Instructions to follow: In the copy, include every entry exactly but none of the pictures.

Provided material:
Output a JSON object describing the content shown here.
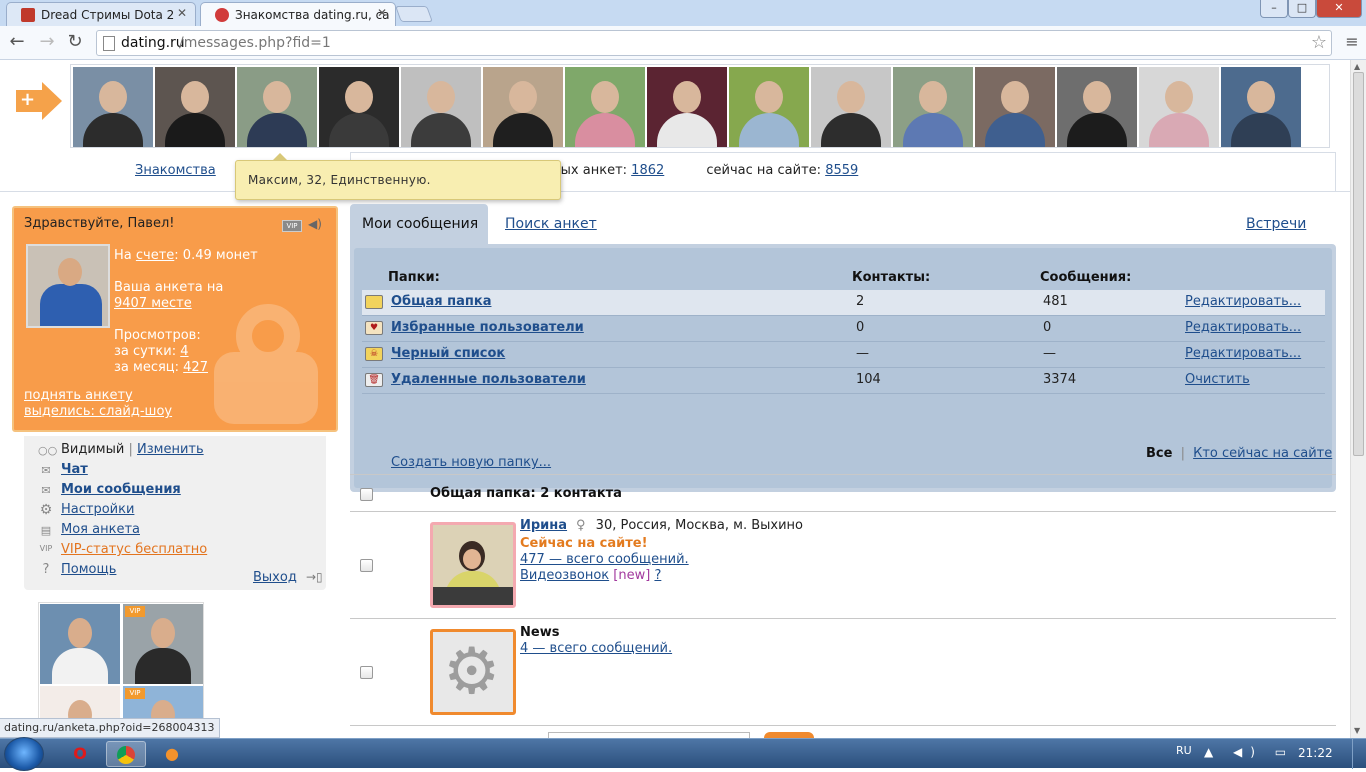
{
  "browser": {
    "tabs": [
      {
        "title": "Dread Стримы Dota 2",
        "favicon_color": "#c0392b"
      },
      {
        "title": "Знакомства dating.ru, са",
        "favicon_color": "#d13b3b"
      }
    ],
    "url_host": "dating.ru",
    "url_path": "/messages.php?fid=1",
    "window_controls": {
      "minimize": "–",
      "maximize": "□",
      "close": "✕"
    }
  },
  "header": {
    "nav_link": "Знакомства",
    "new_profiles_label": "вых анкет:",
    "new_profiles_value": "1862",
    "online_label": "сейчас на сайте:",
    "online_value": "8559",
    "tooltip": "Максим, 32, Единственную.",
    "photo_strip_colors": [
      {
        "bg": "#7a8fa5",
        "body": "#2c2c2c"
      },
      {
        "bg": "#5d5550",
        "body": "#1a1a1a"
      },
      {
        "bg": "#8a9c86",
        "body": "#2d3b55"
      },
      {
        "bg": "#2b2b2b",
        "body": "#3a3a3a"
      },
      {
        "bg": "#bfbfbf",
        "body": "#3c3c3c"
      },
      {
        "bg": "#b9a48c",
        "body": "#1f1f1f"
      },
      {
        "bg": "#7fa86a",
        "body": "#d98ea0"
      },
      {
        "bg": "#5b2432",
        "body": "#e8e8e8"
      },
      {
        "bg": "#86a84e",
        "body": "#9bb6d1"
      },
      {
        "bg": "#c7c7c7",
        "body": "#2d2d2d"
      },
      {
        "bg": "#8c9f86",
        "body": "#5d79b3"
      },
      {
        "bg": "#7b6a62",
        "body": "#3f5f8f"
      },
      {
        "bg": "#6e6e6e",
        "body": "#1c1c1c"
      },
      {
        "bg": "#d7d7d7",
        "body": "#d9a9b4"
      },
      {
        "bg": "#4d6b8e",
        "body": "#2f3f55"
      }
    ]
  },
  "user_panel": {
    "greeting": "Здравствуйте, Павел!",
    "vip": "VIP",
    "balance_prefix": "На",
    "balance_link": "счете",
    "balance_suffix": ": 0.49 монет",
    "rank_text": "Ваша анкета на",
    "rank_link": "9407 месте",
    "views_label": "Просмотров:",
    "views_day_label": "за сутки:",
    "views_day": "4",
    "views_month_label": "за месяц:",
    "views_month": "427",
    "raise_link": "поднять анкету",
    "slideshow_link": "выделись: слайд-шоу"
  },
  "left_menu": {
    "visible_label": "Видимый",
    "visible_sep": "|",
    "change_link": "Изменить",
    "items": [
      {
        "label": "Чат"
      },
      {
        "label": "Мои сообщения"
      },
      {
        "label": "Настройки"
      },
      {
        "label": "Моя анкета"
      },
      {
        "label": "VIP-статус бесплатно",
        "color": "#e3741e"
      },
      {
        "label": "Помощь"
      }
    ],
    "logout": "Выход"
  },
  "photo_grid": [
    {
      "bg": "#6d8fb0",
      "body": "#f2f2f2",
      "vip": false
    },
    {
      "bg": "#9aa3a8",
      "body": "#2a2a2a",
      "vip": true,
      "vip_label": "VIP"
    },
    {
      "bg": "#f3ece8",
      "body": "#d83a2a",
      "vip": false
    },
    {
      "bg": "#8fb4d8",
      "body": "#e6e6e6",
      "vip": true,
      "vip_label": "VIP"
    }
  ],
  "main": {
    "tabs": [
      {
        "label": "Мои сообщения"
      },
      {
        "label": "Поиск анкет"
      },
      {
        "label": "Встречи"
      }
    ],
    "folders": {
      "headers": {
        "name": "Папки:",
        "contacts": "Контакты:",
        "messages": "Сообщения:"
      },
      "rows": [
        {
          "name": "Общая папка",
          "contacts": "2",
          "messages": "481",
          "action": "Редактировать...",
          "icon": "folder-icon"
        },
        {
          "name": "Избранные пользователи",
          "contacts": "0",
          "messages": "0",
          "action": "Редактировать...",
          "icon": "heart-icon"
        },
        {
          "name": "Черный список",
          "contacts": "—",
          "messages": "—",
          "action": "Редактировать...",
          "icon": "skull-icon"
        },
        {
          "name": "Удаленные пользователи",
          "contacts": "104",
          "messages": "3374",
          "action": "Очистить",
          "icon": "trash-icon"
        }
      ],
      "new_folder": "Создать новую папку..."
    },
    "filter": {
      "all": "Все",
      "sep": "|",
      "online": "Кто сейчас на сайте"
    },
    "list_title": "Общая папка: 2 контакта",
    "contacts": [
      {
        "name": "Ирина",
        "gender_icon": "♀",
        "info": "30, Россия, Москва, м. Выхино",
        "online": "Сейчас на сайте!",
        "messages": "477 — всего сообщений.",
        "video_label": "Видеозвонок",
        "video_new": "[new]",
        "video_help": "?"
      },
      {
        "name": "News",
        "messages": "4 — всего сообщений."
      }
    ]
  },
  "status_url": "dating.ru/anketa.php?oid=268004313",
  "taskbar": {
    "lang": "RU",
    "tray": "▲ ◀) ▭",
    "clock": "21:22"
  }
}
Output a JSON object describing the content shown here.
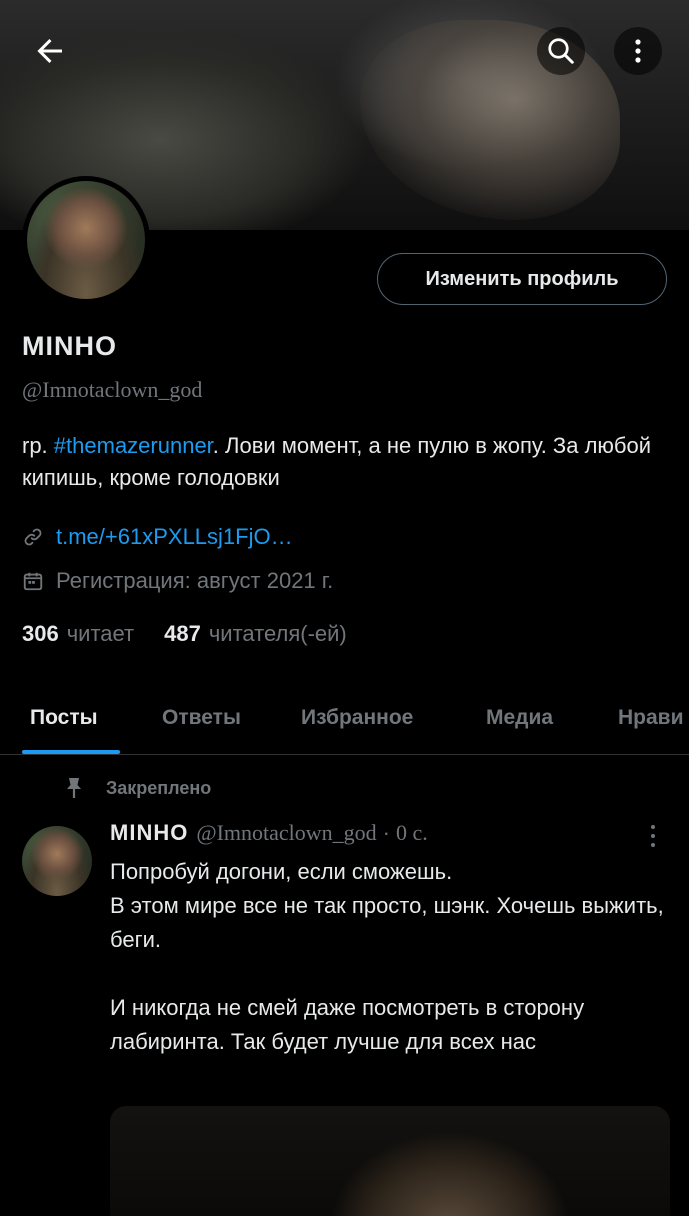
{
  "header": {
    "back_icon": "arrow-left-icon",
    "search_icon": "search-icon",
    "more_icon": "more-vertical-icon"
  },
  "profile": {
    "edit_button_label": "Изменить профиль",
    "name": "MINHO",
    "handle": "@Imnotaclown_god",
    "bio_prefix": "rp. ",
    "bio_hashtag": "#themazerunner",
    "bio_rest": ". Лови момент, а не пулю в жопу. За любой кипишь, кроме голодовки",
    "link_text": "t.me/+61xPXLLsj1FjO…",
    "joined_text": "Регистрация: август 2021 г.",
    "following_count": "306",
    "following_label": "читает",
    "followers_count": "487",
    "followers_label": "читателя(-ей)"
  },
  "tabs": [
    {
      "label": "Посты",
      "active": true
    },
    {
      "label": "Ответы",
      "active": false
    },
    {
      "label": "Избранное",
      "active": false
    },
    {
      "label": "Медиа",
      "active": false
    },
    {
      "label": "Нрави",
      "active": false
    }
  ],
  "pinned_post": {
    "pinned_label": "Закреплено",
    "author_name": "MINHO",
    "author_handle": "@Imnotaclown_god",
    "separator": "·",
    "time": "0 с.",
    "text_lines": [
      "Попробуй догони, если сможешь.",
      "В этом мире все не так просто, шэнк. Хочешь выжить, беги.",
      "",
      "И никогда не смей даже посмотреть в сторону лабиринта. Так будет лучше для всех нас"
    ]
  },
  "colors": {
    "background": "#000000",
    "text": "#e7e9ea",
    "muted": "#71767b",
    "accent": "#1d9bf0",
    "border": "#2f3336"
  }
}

Problem solution:
Output a JSON object describing the content shown here.
{
  "browser": {
    "tabs": [
      {
        "title": "Dread Стримы Dota 2",
        "favicon_color": "#c0392b"
      },
      {
        "title": "Знакомства dating.ru, са",
        "favicon_color": "#d13b3b"
      }
    ],
    "url_host": "dating.ru",
    "url_path": "/messages.php?fid=1",
    "window_controls": {
      "minimize": "–",
      "maximize": "□",
      "close": "✕"
    }
  },
  "header": {
    "nav_link": "Знакомства",
    "new_profiles_label": "вых анкет:",
    "new_profiles_value": "1862",
    "online_label": "сейчас на сайте:",
    "online_value": "8559",
    "tooltip": "Максим, 32, Единственную.",
    "photo_strip_colors": [
      {
        "bg": "#7a8fa5",
        "body": "#2c2c2c"
      },
      {
        "bg": "#5d5550",
        "body": "#1a1a1a"
      },
      {
        "bg": "#8a9c86",
        "body": "#2d3b55"
      },
      {
        "bg": "#2b2b2b",
        "body": "#3a3a3a"
      },
      {
        "bg": "#bfbfbf",
        "body": "#3c3c3c"
      },
      {
        "bg": "#b9a48c",
        "body": "#1f1f1f"
      },
      {
        "bg": "#7fa86a",
        "body": "#d98ea0"
      },
      {
        "bg": "#5b2432",
        "body": "#e8e8e8"
      },
      {
        "bg": "#86a84e",
        "body": "#9bb6d1"
      },
      {
        "bg": "#c7c7c7",
        "body": "#2d2d2d"
      },
      {
        "bg": "#8c9f86",
        "body": "#5d79b3"
      },
      {
        "bg": "#7b6a62",
        "body": "#3f5f8f"
      },
      {
        "bg": "#6e6e6e",
        "body": "#1c1c1c"
      },
      {
        "bg": "#d7d7d7",
        "body": "#d9a9b4"
      },
      {
        "bg": "#4d6b8e",
        "body": "#2f3f55"
      }
    ]
  },
  "user_panel": {
    "greeting": "Здравствуйте, Павел!",
    "vip": "VIP",
    "balance_prefix": "На",
    "balance_link": "счете",
    "balance_suffix": ": 0.49 монет",
    "rank_text": "Ваша анкета на",
    "rank_link": "9407 месте",
    "views_label": "Просмотров:",
    "views_day_label": "за сутки:",
    "views_day": "4",
    "views_month_label": "за месяц:",
    "views_month": "427",
    "raise_link": "поднять анкету",
    "slideshow_link": "выделись: слайд-шоу"
  },
  "left_menu": {
    "visible_label": "Видимый",
    "visible_sep": "|",
    "change_link": "Изменить",
    "items": [
      {
        "label": "Чат"
      },
      {
        "label": "Мои сообщения"
      },
      {
        "label": "Настройки"
      },
      {
        "label": "Моя анкета"
      },
      {
        "label": "VIP-статус бесплатно",
        "color": "#e3741e"
      },
      {
        "label": "Помощь"
      }
    ],
    "logout": "Выход"
  },
  "photo_grid": [
    {
      "bg": "#6d8fb0",
      "body": "#f2f2f2",
      "vip": false
    },
    {
      "bg": "#9aa3a8",
      "body": "#2a2a2a",
      "vip": true,
      "vip_label": "VIP"
    },
    {
      "bg": "#f3ece8",
      "body": "#d83a2a",
      "vip": false
    },
    {
      "bg": "#8fb4d8",
      "body": "#e6e6e6",
      "vip": true,
      "vip_label": "VIP"
    }
  ],
  "main": {
    "tabs": [
      {
        "label": "Мои сообщения"
      },
      {
        "label": "Поиск анкет"
      },
      {
        "label": "Встречи"
      }
    ],
    "folders": {
      "headers": {
        "name": "Папки:",
        "contacts": "Контакты:",
        "messages": "Сообщения:"
      },
      "rows": [
        {
          "name": "Общая папка",
          "contacts": "2",
          "messages": "481",
          "action": "Редактировать...",
          "icon": "folder-icon"
        },
        {
          "name": "Избранные пользователи",
          "contacts": "0",
          "messages": "0",
          "action": "Редактировать...",
          "icon": "heart-icon"
        },
        {
          "name": "Черный список",
          "contacts": "—",
          "messages": "—",
          "action": "Редактировать...",
          "icon": "skull-icon"
        },
        {
          "name": "Удаленные пользователи",
          "contacts": "104",
          "messages": "3374",
          "action": "Очистить",
          "icon": "trash-icon"
        }
      ],
      "new_folder": "Создать новую папку..."
    },
    "filter": {
      "all": "Все",
      "sep": "|",
      "online": "Кто сейчас на сайте"
    },
    "list_title": "Общая папка: 2 контакта",
    "contacts": [
      {
        "name": "Ирина",
        "gender_icon": "♀",
        "info": "30, Россия, Москва, м. Выхино",
        "online": "Сейчас на сайте!",
        "messages": "477 — всего сообщений.",
        "video_label": "Видеозвонок",
        "video_new": "[new]",
        "video_help": "?"
      },
      {
        "name": "News",
        "messages": "4 — всего сообщений."
      }
    ]
  },
  "status_url": "dating.ru/anketa.php?oid=268004313",
  "taskbar": {
    "lang": "RU",
    "tray": "▲ ◀) ▭",
    "clock": "21:22"
  }
}
Output a JSON object describing the content shown here.
{
  "header": {
    "back_icon": "arrow-left-icon",
    "search_icon": "search-icon",
    "more_icon": "more-vertical-icon"
  },
  "profile": {
    "edit_button_label": "Изменить профиль",
    "name": "MINHO",
    "handle": "@Imnotaclown_god",
    "bio_prefix": "rp. ",
    "bio_hashtag": "#themazerunner",
    "bio_rest": ". Лови момент, а не пулю в жопу. За любой кипишь, кроме голодовки",
    "link_text": "t.me/+61xPXLLsj1FjO…",
    "joined_text": "Регистрация: август 2021 г.",
    "following_count": "306",
    "following_label": "читает",
    "followers_count": "487",
    "followers_label": "читателя(-ей)"
  },
  "tabs": [
    {
      "label": "Посты",
      "active": true
    },
    {
      "label": "Ответы",
      "active": false
    },
    {
      "label": "Избранное",
      "active": false
    },
    {
      "label": "Медиа",
      "active": false
    },
    {
      "label": "Нрави",
      "active": false
    }
  ],
  "pinned_post": {
    "pinned_label": "Закреплено",
    "author_name": "MINHO",
    "author_handle": "@Imnotaclown_god",
    "separator": "·",
    "time": "0 с.",
    "text_lines": [
      "Попробуй догони, если сможешь.",
      "В этом мире все не так просто, шэнк. Хочешь выжить, беги.",
      "",
      "И никогда не смей даже посмотреть в сторону лабиринта. Так будет лучше для всех нас"
    ]
  },
  "colors": {
    "background": "#000000",
    "text": "#e7e9ea",
    "muted": "#71767b",
    "accent": "#1d9bf0",
    "border": "#2f3336"
  }
}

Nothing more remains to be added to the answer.